**** DATA ROWS
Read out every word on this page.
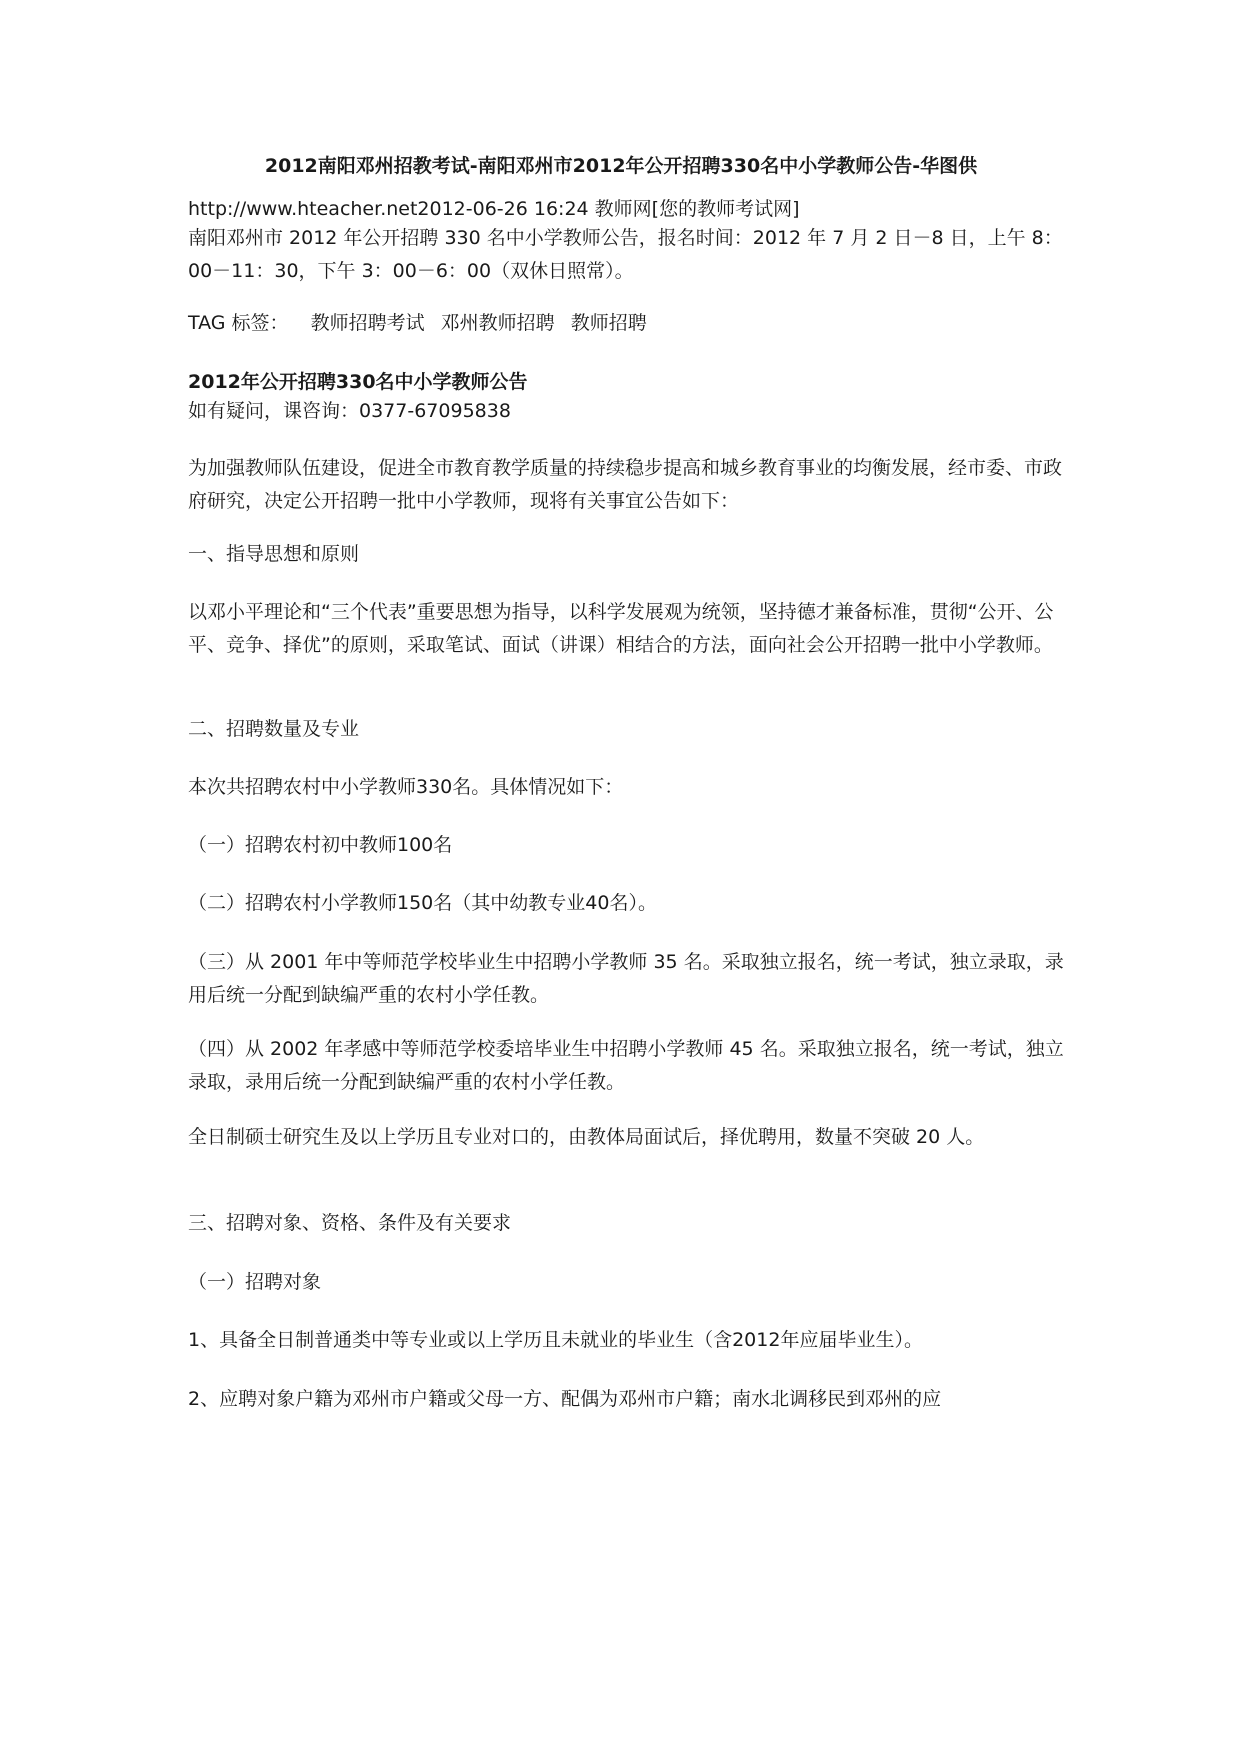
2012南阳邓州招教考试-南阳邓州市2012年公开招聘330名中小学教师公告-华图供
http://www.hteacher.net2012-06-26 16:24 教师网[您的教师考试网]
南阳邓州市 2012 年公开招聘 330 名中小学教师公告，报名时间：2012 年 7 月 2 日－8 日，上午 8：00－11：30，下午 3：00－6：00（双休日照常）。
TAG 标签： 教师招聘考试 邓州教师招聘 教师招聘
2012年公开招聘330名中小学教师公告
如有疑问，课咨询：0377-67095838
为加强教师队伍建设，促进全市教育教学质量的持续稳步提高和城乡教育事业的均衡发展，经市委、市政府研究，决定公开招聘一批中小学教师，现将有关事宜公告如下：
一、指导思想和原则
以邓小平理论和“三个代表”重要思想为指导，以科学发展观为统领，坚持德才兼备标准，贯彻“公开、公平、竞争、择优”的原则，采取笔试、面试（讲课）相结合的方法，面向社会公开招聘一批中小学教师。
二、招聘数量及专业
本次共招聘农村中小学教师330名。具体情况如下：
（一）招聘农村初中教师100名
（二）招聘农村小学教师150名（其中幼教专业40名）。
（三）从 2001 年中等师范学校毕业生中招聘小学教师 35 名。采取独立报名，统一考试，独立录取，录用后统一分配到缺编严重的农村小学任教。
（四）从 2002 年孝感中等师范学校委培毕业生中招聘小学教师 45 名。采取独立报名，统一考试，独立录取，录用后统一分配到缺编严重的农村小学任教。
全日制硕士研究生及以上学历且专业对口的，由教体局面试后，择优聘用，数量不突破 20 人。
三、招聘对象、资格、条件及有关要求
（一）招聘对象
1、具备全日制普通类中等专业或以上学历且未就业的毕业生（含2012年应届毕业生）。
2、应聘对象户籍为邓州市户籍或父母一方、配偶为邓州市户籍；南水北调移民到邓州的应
********
**** DATA ROWS
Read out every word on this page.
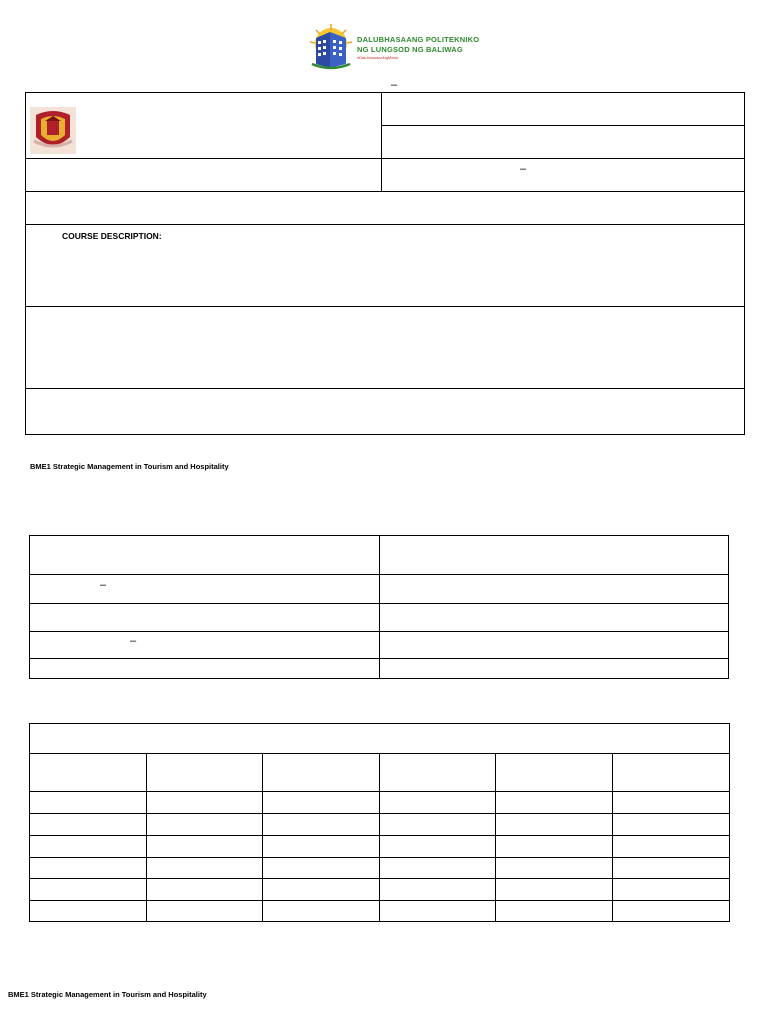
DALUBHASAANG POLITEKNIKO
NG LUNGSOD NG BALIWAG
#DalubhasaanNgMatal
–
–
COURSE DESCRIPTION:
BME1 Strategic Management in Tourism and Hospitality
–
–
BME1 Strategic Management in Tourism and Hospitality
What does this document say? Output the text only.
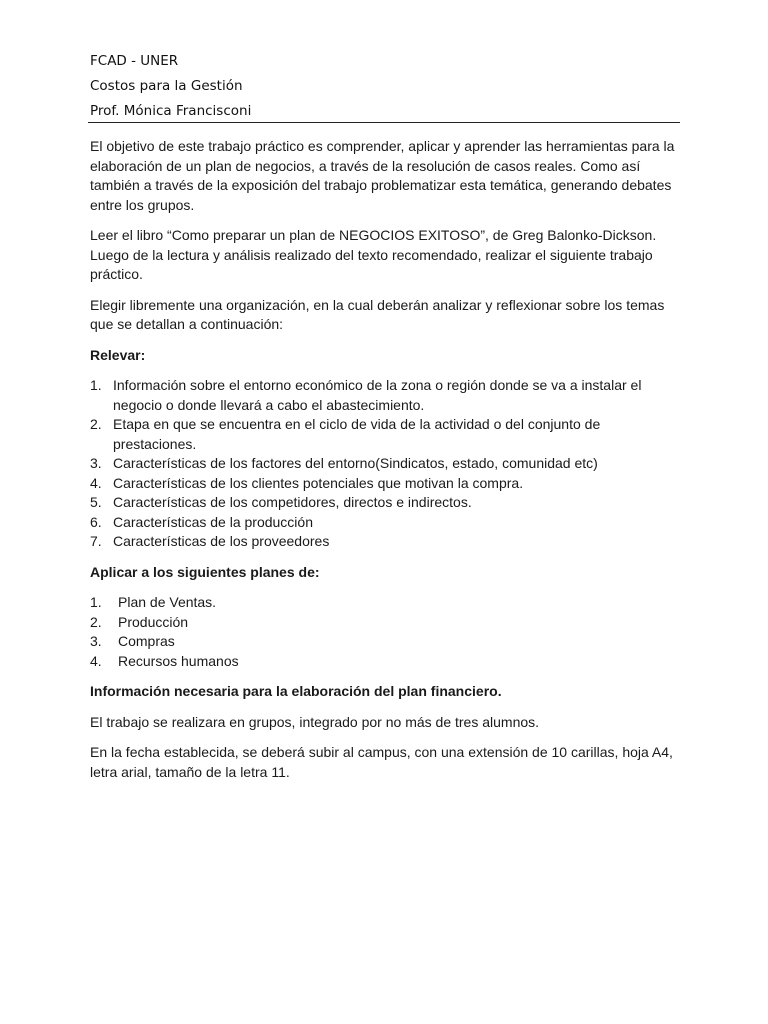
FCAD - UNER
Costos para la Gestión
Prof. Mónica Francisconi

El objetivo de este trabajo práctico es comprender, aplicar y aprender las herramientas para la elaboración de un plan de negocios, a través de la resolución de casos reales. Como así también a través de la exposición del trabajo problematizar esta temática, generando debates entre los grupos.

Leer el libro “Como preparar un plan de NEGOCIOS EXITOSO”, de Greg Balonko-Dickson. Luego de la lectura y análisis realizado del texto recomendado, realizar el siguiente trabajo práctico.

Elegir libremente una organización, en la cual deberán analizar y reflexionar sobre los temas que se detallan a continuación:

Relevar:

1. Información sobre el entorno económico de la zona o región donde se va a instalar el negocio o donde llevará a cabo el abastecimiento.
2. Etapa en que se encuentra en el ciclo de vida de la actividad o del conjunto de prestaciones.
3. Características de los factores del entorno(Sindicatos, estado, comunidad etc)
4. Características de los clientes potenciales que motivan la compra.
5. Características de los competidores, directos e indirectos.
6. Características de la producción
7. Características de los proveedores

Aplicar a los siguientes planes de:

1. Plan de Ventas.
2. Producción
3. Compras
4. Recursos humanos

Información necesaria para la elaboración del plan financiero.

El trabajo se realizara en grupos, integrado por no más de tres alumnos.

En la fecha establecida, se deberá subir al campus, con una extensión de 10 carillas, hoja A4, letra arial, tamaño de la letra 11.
********
**** DATA ROWS
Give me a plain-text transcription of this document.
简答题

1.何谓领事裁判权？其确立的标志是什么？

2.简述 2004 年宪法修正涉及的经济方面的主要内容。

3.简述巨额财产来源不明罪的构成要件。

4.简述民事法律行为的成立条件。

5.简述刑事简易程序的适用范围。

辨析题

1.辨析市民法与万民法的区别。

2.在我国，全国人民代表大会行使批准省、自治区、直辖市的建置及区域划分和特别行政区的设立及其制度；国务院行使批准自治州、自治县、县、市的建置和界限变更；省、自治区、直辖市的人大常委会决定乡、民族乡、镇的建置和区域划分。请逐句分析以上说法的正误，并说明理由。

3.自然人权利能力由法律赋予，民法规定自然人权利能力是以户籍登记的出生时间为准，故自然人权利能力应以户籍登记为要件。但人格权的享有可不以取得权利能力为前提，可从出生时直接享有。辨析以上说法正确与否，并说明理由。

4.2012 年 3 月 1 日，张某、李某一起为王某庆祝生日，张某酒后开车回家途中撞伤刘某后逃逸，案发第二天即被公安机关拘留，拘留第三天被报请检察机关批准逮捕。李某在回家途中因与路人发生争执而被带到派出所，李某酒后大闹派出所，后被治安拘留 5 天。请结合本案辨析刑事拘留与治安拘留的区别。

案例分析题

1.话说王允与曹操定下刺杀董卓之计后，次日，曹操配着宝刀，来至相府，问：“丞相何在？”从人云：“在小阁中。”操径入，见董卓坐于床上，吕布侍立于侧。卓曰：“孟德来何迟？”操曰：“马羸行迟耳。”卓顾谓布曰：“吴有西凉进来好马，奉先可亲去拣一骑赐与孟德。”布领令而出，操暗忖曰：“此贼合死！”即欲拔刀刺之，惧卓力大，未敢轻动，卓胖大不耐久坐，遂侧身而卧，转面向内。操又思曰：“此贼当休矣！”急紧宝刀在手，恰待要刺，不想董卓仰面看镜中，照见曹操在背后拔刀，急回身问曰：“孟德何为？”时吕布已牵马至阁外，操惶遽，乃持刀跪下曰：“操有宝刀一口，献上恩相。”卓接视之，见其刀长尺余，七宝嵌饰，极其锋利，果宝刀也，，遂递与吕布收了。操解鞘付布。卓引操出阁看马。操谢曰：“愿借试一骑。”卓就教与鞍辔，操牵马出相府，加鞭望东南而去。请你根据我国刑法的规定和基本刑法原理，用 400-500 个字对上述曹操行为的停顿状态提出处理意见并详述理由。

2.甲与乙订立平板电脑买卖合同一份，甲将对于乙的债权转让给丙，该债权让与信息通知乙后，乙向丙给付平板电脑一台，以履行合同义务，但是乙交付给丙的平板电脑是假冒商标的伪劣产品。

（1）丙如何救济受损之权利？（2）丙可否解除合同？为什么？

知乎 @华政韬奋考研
********
Above are the records. Identify each line that contains the word "grupos".

El objetivo de este trabajo práctico es comprender, aplicar y aprender las herramientas para la elaboración de un plan de negocios, a través de la resolución de casos reales. Como así también a través de la exposición del trabajo problematizar esta temática, generando debates entre los grupos.
El trabajo se realizara en grupos, integrado por no más de tres alumnos.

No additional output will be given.